• [What is asked]
Could you transcribe the material below exactly, without leaving out a single line?
[start Input material]
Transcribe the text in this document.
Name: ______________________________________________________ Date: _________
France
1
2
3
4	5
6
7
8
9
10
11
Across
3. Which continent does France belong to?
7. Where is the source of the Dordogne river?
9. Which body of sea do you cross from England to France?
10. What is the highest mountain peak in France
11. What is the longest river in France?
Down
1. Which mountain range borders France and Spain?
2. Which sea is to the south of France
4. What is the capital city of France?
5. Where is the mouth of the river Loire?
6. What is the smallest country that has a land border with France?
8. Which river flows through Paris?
[end Input material]
• [Solution below]
Transcribe the text in this document.
Name: ______________________________________________________ Date: _________
France
1
2
3
4	5
6
7
8
9
10
11
Across
3. Which continent does France belong to?
7. Where is the source of the Dordogne river?
9. Which body of sea do you cross from England to France?
10. What is the highest mountain peak in France
11. What is the longest river in France?
Down
1. Which mountain range borders France and Spain?
2. Which sea is to the south of France
4. What is the capital city of France?
5. Where is the mouth of the river Loire?
6. What is the smallest country that has a land border with France?
8. Which river flows through Paris?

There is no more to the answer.